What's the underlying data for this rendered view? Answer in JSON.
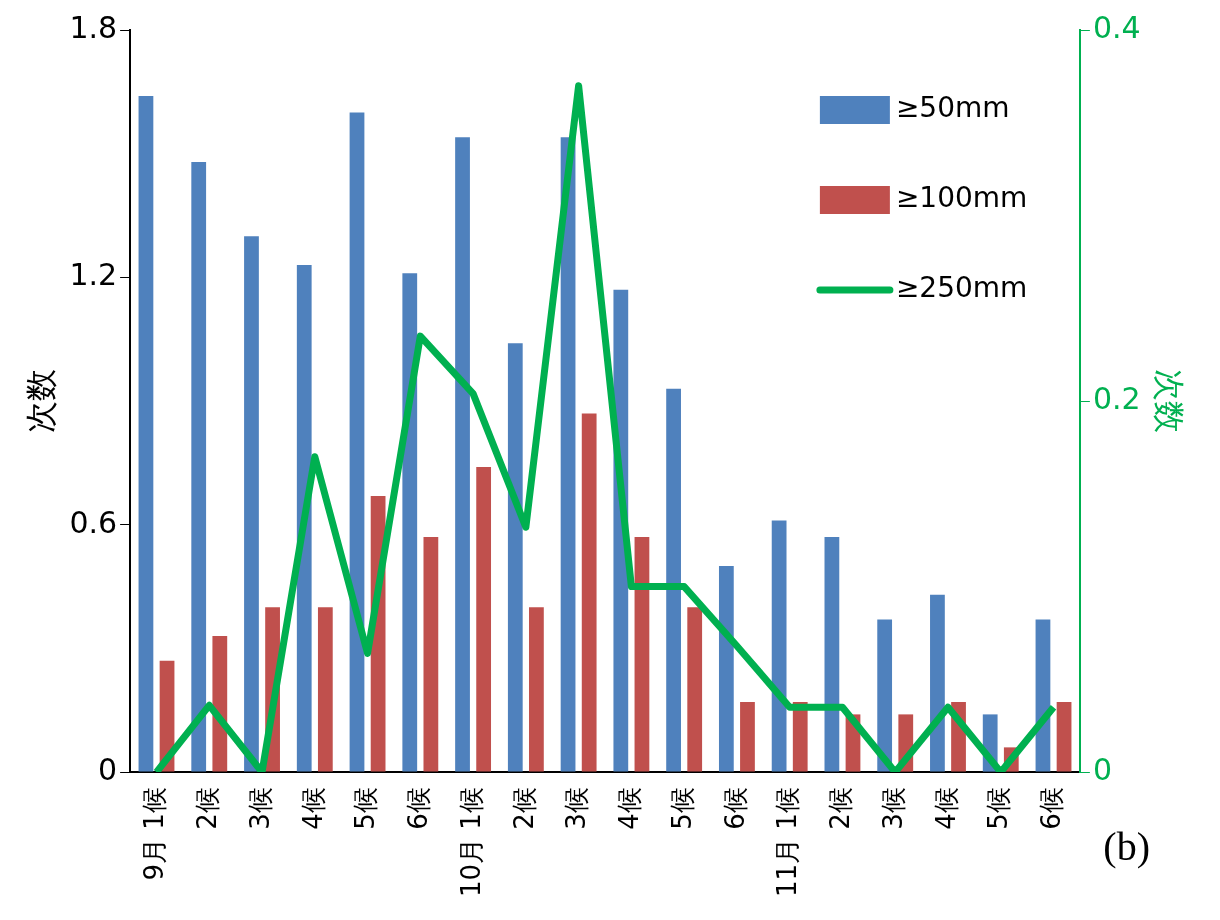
{
  "chart_data": {
    "type": "bar",
    "ylabel": "次数",
    "y2label": "次数",
    "categories": [
      "9月 1候",
      "2候",
      "3候",
      "4候",
      "5候",
      "6候",
      "10月 1候",
      "2候",
      "3候",
      "4候",
      "5候",
      "6候",
      "11月 1候",
      "2候",
      "3候",
      "4候",
      "5候",
      "6候"
    ],
    "series": [
      {
        "name": "≥50mm",
        "color": "#4f81bd",
        "values": [
          1.64,
          1.48,
          1.3,
          1.23,
          1.6,
          1.21,
          1.54,
          1.04,
          1.54,
          1.17,
          0.93,
          0.5,
          0.61,
          0.57,
          0.37,
          0.43,
          0.14,
          0.37
        ]
      },
      {
        "name": "≥100mm",
        "color": "#c0504d",
        "values": [
          0.27,
          0.33,
          0.4,
          0.4,
          0.67,
          0.57,
          0.74,
          0.4,
          0.87,
          0.57,
          0.4,
          0.17,
          0.17,
          0.14,
          0.14,
          0.17,
          0.06,
          0.17
        ]
      },
      {
        "name": "≥250mm",
        "type": "line",
        "axis": "y2",
        "color": "#00b050",
        "values": [
          0,
          0.036,
          0,
          0.17,
          0.064,
          0.235,
          0.204,
          0.132,
          0.37,
          0.1,
          0.1,
          0.068,
          0.035,
          0.035,
          0,
          0.035,
          0,
          0.035
        ]
      }
    ],
    "ylim": [
      0,
      1.8
    ],
    "yticks": [
      0,
      0.6,
      1.2,
      1.8
    ],
    "y2lim": [
      0,
      0.4
    ],
    "y2ticks": [
      0,
      0.2,
      0.4
    ],
    "grid": false,
    "legend": "top right",
    "marker": "none",
    "line_style": "solid",
    "annotations": [
      "(b)"
    ]
  }
}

□ □ □

* [EXERCISE GOAL]
Copy all lines from the data that hold the word "color".

* [SOLUTION FOR THIS EXERCISE]
        "color": "#4f81bd",
        "color": "#c0504d",
        "color": "#00b050",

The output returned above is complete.